**WHAT THE EXERCISE ASKS:** Word for word, transcribe the lines below and drop the pictures.

**RECORDS FOR PROCESSING:**

----------

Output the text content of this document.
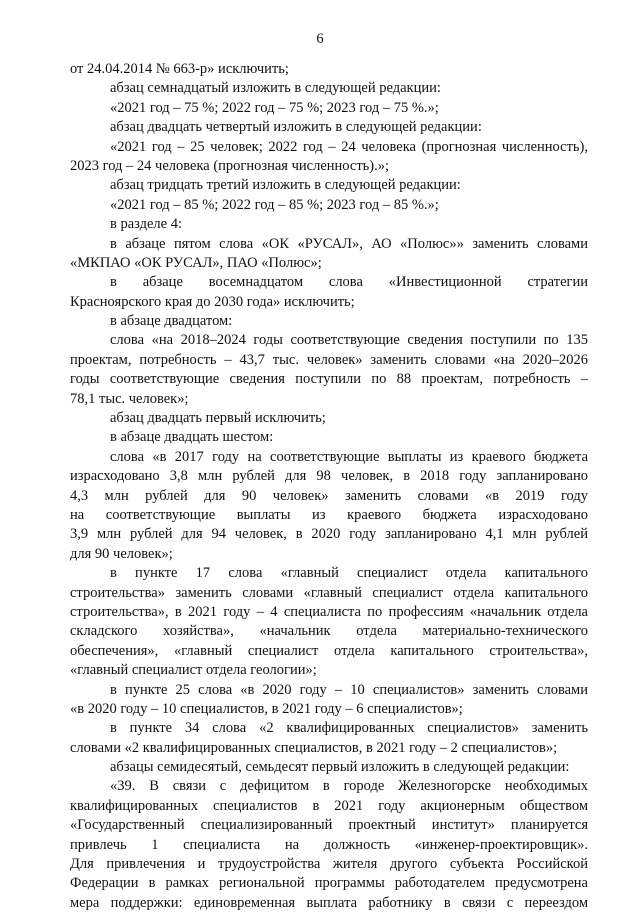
6
от 24.04.2014 № 663-р» исключить;
абзац семнадцатый изложить в следующей редакции:
«2021 год – 75 %; 2022 год – 75 %; 2023 год – 75 %.»;
абзац двадцать четвертый изложить в следующей редакции:
«2021 год – 25 человек; 2022 год – 24 человека (прогнозная численность),
2023 год – 24 человека (прогнозная численность).»;
абзац тридцать третий изложить в следующей редакции:
«2021 год – 85 %; 2022 год – 85 %; 2023 год – 85 %.»;
в разделе 4:
в абзаце пятом слова «ОК «РУСАЛ», АО «Полюс»» заменить словами
«МКПАО «ОК РУСАЛ», ПАО «Полюс»;
в абзаце восемнадцатом слова «Инвестиционной стратегии
Красноярского края до 2030 года» исключить;
в абзаце двадцатом:
слова «на 2018–2024 годы соответствующие сведения поступили по 135
проектам, потребность – 43,7 тыс. человек» заменить словами «на 2020–2026
годы соответствующие сведения поступили по 88 проектам, потребность –
78,1 тыс. человек»;
абзац двадцать первый исключить;
в абзаце двадцать шестом:
слова «в 2017 году на соответствующие выплаты из краевого бюджета
израсходовано 3,8 млн рублей для 98 человек, в 2018 году запланировано
4,3 млн рублей для 90 человек» заменить словами «в 2019 году
на соответствующие выплаты из краевого бюджета израсходовано
3,9 млн рублей для 94 человек, в 2020 году запланировано 4,1 млн рублей
для 90 человек»;
в пункте 17 слова «главный специалист отдела капитального
строительства» заменить словами «главный специалист отдела капитального
строительства», в 2021 году – 4 специалиста по профессиям «начальник отдела
складского хозяйства», «начальник отдела материально-технического
обеспечения», «главный специалист отдела капитального строительства»,
«главный специалист отдела геологии»;
в пункте 25 слова «в 2020 году – 10 специалистов» заменить словами
«в 2020 году – 10 специалистов, в 2021 году – 6 специалистов»;
в пункте 34 слова «2 квалифицированных специалистов» заменить
словами «2 квалифицированных специалистов, в 2021 году – 2 специалистов»;
абзацы семидесятый, семьдесят первый изложить в следующей редакции:
«39. В связи с дефицитом в городе Железногорске необходимых
квалифицированных специалистов в 2021 году акционерным обществом
«Государственный специализированный проектный институт» планируется
привлечь 1 специалиста на должность «инженер-проектировщик».
Для привлечения и трудоустройства жителя другого субъекта Российской
Федерации в рамках региональной программы работодателем предусмотрена
мера поддержки: единовременная выплата работнику в связи с переездом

----------

**WRITTEN ANSWER:**
Output the text content of this document.
6
от 24.04.2014 № 663-р» исключить;
абзац семнадцатый изложить в следующей редакции:
«2021 год – 75 %; 2022 год – 75 %; 2023 год – 75 %.»;
абзац двадцать четвертый изложить в следующей редакции:
«2021 год – 25 человек; 2022 год – 24 человека (прогнозная численность),
2023 год – 24 человека (прогнозная численность).»;
абзац тридцать третий изложить в следующей редакции:
«2021 год – 85 %; 2022 год – 85 %; 2023 год – 85 %.»;
в разделе 4:
в абзаце пятом слова «ОК «РУСАЛ», АО «Полюс»» заменить словами
«МКПАО «ОК РУСАЛ», ПАО «Полюс»;
в абзаце восемнадцатом слова «Инвестиционной стратегии
Красноярского края до 2030 года» исключить;
в абзаце двадцатом:
слова «на 2018–2024 годы соответствующие сведения поступили по 135
проектам, потребность – 43,7 тыс. человек» заменить словами «на 2020–2026
годы соответствующие сведения поступили по 88 проектам, потребность –
78,1 тыс. человек»;
абзац двадцать первый исключить;
в абзаце двадцать шестом:
слова «в 2017 году на соответствующие выплаты из краевого бюджета
израсходовано 3,8 млн рублей для 98 человек, в 2018 году запланировано
4,3 млн рублей для 90 человек» заменить словами «в 2019 году
на соответствующие выплаты из краевого бюджета израсходовано
3,9 млн рублей для 94 человек, в 2020 году запланировано 4,1 млн рублей
для 90 человек»;
в пункте 17 слова «главный специалист отдела капитального
строительства» заменить словами «главный специалист отдела капитального
строительства», в 2021 году – 4 специалиста по профессиям «начальник отдела
складского хозяйства», «начальник отдела материально-технического
обеспечения», «главный специалист отдела капитального строительства»,
«главный специалист отдела геологии»;
в пункте 25 слова «в 2020 году – 10 специалистов» заменить словами
«в 2020 году – 10 специалистов, в 2021 году – 6 специалистов»;
в пункте 34 слова «2 квалифицированных специалистов» заменить
словами «2 квалифицированных специалистов, в 2021 году – 2 специалистов»;
абзацы семидесятый, семьдесят первый изложить в следующей редакции:
«39. В связи с дефицитом в городе Железногорске необходимых
квалифицированных специалистов в 2021 году акционерным обществом
«Государственный специализированный проектный институт» планируется
привлечь 1 специалиста на должность «инженер-проектировщик».
Для привлечения и трудоустройства жителя другого субъекта Российской
Федерации в рамках региональной программы работодателем предусмотрена
мера поддержки: единовременная выплата работнику в связи с переездом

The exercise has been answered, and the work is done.